Entries taken from a collection:
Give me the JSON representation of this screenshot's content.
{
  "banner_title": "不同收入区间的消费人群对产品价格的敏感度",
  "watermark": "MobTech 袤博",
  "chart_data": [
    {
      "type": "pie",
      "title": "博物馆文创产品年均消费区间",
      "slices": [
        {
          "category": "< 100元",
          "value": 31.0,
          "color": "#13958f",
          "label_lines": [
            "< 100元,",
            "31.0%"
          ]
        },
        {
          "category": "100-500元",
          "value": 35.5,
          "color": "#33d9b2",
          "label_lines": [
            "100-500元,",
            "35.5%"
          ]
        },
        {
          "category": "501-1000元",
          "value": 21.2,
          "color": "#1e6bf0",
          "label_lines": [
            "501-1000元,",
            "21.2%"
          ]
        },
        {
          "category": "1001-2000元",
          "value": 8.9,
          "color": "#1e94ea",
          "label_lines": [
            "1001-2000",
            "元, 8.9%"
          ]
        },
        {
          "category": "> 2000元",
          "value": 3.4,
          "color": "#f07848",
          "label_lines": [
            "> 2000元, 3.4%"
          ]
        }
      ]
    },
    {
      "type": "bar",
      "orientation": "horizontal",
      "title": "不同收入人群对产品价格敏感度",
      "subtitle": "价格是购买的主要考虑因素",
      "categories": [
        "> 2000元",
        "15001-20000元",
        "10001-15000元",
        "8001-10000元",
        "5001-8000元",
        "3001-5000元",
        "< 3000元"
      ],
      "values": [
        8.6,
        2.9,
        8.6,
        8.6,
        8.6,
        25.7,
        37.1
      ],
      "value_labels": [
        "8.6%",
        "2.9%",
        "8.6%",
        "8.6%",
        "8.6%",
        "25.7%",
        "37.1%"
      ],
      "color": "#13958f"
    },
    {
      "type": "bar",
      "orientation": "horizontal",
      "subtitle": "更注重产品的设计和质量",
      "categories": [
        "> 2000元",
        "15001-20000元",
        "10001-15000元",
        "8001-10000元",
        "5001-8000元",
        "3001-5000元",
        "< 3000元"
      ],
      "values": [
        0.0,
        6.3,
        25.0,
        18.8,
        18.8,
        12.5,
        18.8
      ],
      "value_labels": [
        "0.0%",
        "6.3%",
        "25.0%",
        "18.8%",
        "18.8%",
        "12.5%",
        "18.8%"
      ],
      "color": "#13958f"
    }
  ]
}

● **AIM**: Gather all lines from the records above in which "category" appears.

● **FULL SOLUTION**:
          "category": "< 100元",
          "category": "100-500元",
          "category": "501-1000元",
          "category": "1001-2000元",
          "category": "> 2000元",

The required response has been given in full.